● Task brief: All lines featuring the string "بهشت" are to be listed.

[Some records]
----

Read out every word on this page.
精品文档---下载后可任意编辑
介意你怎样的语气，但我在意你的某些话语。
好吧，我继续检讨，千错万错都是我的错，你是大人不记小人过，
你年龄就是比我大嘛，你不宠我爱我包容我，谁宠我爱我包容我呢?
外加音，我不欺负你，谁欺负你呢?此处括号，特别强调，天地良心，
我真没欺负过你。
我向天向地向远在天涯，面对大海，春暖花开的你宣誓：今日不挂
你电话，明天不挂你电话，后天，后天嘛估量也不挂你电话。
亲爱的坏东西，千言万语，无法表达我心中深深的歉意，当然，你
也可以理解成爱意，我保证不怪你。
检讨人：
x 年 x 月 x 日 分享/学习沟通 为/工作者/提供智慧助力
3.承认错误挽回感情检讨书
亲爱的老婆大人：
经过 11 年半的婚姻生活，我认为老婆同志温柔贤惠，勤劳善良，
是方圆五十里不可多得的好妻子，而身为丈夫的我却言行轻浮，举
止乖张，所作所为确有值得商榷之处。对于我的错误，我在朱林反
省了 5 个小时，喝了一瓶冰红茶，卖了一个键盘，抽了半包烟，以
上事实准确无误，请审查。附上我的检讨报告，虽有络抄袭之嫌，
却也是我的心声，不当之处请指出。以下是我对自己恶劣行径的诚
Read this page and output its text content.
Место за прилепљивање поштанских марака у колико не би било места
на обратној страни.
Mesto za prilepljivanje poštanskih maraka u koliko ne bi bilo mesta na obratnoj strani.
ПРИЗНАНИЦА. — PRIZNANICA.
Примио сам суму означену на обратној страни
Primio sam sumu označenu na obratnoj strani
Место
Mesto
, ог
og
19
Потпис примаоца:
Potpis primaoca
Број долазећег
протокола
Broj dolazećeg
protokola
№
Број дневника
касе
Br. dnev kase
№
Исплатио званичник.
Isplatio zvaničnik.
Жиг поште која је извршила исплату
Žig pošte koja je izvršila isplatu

----

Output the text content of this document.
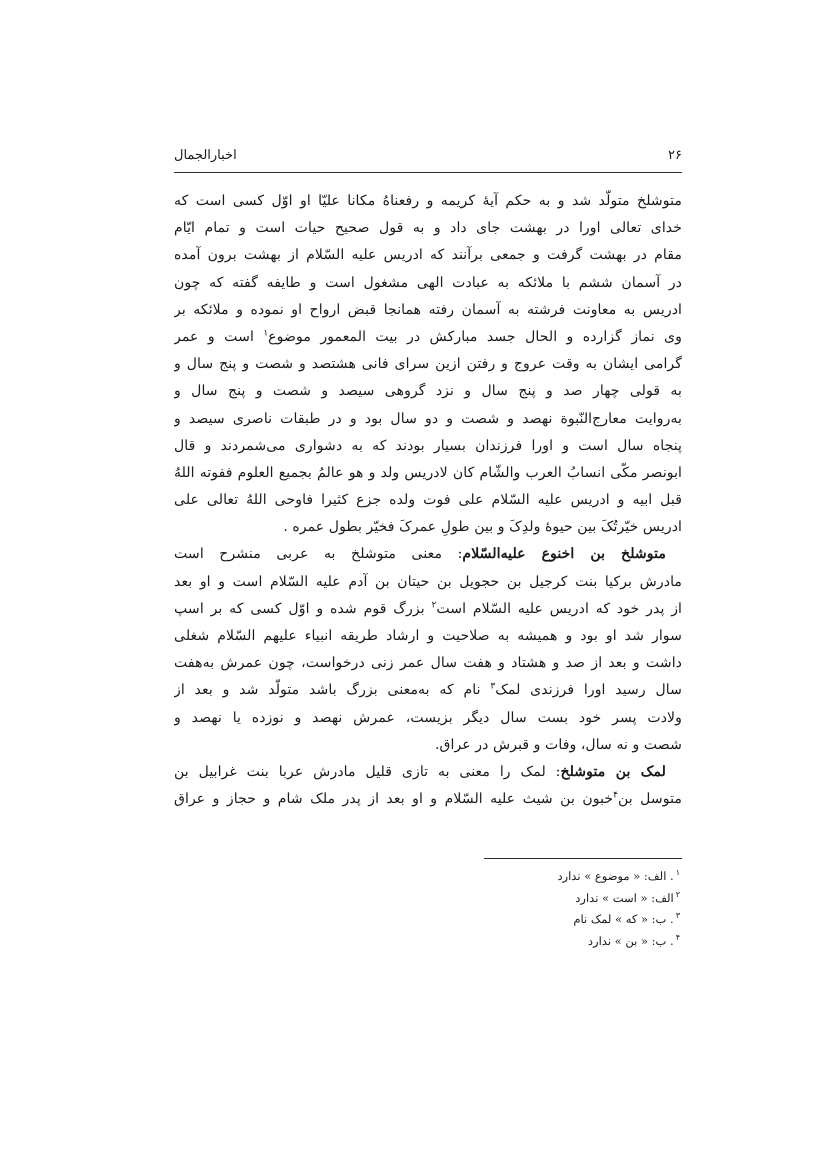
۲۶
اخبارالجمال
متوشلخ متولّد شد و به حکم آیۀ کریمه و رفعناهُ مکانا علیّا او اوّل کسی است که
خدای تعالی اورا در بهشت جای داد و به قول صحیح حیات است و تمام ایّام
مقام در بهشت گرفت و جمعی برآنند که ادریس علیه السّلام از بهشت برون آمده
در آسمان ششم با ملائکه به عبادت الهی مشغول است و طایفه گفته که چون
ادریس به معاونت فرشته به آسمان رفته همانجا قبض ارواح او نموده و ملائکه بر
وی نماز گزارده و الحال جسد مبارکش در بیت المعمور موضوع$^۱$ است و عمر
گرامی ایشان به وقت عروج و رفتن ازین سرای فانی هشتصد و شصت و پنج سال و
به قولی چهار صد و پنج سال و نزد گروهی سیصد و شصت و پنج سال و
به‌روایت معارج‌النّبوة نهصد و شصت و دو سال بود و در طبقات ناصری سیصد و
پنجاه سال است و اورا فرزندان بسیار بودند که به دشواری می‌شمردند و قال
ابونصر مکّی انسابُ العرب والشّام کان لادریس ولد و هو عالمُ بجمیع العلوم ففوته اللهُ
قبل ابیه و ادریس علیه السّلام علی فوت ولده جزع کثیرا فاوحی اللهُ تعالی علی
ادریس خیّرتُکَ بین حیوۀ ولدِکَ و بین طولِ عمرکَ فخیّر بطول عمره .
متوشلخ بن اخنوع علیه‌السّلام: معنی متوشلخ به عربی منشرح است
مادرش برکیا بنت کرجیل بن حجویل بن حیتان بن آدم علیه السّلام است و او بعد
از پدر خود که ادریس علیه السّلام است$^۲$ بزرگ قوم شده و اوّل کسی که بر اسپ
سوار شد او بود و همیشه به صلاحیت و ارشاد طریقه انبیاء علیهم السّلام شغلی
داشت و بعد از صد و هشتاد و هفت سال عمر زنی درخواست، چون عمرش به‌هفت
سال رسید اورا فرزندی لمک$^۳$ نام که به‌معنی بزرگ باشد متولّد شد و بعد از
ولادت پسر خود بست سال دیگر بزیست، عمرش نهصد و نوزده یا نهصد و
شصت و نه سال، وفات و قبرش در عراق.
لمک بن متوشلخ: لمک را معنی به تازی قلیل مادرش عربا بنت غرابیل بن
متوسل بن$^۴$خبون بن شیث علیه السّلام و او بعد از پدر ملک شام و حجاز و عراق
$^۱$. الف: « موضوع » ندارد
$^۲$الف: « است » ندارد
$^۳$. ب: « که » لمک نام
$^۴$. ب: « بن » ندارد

----

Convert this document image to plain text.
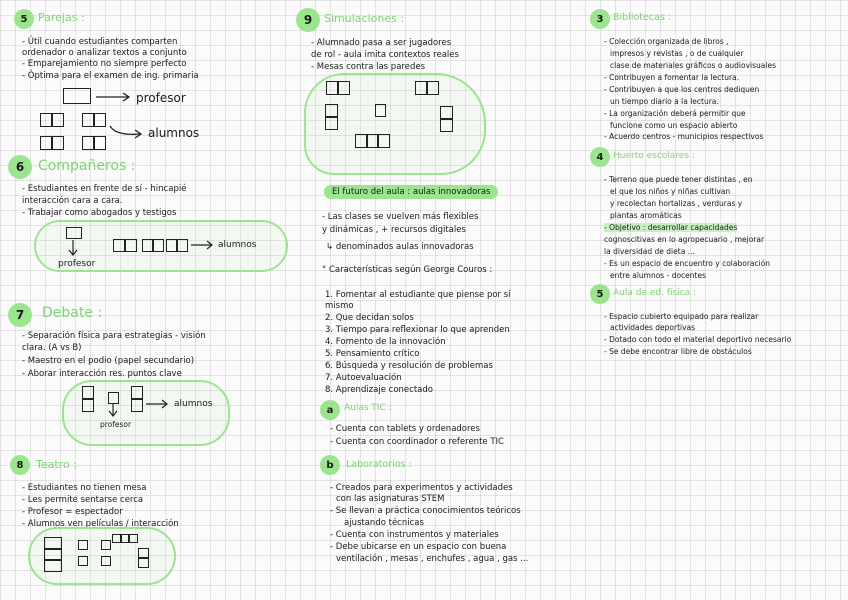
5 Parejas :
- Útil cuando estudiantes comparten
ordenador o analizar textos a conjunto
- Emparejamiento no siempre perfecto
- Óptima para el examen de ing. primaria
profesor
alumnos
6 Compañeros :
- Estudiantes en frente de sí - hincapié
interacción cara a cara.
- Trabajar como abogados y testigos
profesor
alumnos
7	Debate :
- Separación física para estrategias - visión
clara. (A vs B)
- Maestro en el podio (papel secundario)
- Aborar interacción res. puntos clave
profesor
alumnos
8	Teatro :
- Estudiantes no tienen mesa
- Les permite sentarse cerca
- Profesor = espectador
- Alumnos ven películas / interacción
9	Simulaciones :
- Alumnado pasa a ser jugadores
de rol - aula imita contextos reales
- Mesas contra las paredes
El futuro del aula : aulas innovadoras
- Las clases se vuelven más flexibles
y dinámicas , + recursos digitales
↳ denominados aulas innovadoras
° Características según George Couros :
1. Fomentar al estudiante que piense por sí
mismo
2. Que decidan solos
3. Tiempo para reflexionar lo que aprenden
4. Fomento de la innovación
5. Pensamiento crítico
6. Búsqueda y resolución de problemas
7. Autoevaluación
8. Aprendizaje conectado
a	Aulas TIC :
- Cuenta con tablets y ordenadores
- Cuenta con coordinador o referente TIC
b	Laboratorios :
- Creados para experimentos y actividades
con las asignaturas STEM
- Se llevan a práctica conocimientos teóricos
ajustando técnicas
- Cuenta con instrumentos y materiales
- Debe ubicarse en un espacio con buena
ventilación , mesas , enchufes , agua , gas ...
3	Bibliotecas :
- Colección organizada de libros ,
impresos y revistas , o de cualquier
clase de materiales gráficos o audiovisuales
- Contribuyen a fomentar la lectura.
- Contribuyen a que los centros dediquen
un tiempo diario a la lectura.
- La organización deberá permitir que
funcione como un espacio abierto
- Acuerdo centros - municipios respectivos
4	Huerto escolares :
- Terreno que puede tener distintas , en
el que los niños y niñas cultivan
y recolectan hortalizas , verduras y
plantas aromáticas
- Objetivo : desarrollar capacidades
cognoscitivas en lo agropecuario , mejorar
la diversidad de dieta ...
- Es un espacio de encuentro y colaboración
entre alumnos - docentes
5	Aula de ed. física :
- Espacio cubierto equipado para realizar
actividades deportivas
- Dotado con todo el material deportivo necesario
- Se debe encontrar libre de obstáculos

----

● Output for this exercise:
خدای تعالی اورا در بهشت جای داد و به قول صحیح حیات است و تمام ایّام
مقام در بهشت گرفت و جمعی برآنند که ادریس علیه السّلام از بهشت برون آمده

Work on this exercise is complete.